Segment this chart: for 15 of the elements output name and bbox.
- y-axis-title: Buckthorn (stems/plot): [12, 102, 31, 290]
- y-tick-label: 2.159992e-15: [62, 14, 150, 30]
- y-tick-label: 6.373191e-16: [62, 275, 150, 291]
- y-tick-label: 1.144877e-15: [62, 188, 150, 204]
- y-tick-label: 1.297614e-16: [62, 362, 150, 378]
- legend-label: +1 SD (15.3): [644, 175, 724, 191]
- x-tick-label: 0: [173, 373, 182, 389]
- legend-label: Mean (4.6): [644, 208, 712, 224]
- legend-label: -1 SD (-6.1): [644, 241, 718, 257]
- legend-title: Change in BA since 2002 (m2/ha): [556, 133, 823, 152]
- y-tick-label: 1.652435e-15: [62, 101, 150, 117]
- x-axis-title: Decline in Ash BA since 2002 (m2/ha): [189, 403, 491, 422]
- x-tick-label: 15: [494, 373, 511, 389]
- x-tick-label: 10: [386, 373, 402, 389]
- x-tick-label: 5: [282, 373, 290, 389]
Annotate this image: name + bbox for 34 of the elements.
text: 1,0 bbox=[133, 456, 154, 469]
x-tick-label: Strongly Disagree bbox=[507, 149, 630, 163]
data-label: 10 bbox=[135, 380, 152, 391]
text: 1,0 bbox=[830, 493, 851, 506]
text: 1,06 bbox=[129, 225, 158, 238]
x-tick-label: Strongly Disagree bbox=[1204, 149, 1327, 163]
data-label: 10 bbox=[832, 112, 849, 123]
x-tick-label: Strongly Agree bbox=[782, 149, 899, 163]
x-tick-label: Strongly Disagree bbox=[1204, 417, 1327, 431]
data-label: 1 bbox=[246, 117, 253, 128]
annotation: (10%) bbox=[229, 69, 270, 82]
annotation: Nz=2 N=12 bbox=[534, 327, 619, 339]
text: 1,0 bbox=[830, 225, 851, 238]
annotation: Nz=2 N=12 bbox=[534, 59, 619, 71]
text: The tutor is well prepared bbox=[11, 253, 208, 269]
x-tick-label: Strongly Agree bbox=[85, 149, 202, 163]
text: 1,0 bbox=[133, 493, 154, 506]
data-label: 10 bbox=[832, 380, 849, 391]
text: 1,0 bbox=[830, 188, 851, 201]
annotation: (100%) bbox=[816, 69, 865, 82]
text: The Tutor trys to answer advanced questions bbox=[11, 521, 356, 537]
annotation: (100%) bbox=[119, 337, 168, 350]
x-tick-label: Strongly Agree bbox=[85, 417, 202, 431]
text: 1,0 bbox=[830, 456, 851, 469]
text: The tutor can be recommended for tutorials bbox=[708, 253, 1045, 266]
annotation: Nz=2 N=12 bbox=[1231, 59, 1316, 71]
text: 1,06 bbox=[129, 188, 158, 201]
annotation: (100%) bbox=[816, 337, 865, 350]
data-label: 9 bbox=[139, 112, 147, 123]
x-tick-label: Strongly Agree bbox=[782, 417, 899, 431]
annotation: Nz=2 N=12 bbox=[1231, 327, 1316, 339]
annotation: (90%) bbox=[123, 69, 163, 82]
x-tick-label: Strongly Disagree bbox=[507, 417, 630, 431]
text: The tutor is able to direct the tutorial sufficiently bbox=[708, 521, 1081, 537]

☆ ☆ ☆ ☆ ☆ ☆ ☆

### WHAT NEEDS TO BE DONE
Copy all of the data above line for line, with no changes.

### FINAL RESULT
Segment this chart: for 15 of the elements output name and bbox.
- y-axis-title: Buckthorn (stems/plot): [12, 102, 31, 290]
- y-tick-label: 2.159992e-15: [62, 14, 150, 30]
- y-tick-label: 6.373191e-16: [62, 275, 150, 291]
- y-tick-label: 1.144877e-15: [62, 188, 150, 204]
- y-tick-label: 1.297614e-16: [62, 362, 150, 378]
- legend-label: +1 SD (15.3): [644, 175, 724, 191]
- x-tick-label: 0: [173, 373, 182, 389]
- legend-label: Mean (4.6): [644, 208, 712, 224]
- legend-label: -1 SD (-6.1): [644, 241, 718, 257]
- legend-title: Change in BA since 2002 (m2/ha): [556, 133, 823, 152]
- y-tick-label: 1.652435e-15: [62, 101, 150, 117]
- x-axis-title: Decline in Ash BA since 2002 (m2/ha): [189, 403, 491, 422]
- x-tick-label: 15: [494, 373, 511, 389]
- x-tick-label: 10: [386, 373, 402, 389]
- x-tick-label: 5: [282, 373, 290, 389]
Annotate this image: name + bbox for 34 of the elements.
text: 1,0 bbox=[133, 456, 154, 469]
x-tick-label: Strongly Disagree bbox=[507, 149, 630, 163]
data-label: 10 bbox=[135, 380, 152, 391]
text: 1,0 bbox=[830, 493, 851, 506]
text: 1,06 bbox=[129, 225, 158, 238]
x-tick-label: Strongly Disagree bbox=[1204, 149, 1327, 163]
data-label: 10 bbox=[832, 112, 849, 123]
x-tick-label: Strongly Agree bbox=[782, 149, 899, 163]
x-tick-label: Strongly Disagree bbox=[1204, 417, 1327, 431]
data-label: 1 bbox=[246, 117, 253, 128]
annotation: (10%) bbox=[229, 69, 270, 82]
annotation: Nz=2 N=12 bbox=[534, 327, 619, 339]
text: 1,0 bbox=[830, 225, 851, 238]
annotation: Nz=2 N=12 bbox=[534, 59, 619, 71]
text: The tutor is well prepared bbox=[11, 253, 208, 269]
x-tick-label: Strongly Agree bbox=[85, 149, 202, 163]
text: 1,0 bbox=[133, 493, 154, 506]
data-label: 10 bbox=[832, 380, 849, 391]
text: 1,0 bbox=[830, 188, 851, 201]
annotation: (100%) bbox=[816, 69, 865, 82]
text: The Tutor trys to answer advanced questions bbox=[11, 521, 356, 537]
annotation: (100%) bbox=[119, 337, 168, 350]
x-tick-label: Strongly Agree bbox=[85, 417, 202, 431]
text: 1,0 bbox=[830, 456, 851, 469]
text: The tutor can be recommended for tutorials bbox=[708, 253, 1045, 266]
annotation: Nz=2 N=12 bbox=[1231, 59, 1316, 71]
text: 1,06 bbox=[129, 188, 158, 201]
annotation: (100%) bbox=[816, 337, 865, 350]
data-label: 9 bbox=[139, 112, 147, 123]
x-tick-label: Strongly Agree bbox=[782, 417, 899, 431]
annotation: Nz=2 N=12 bbox=[1231, 327, 1316, 339]
annotation: (90%) bbox=[123, 69, 163, 82]
x-tick-label: Strongly Disagree bbox=[507, 417, 630, 431]
text: The tutor is able to direct the tutorial sufficiently bbox=[708, 521, 1081, 537]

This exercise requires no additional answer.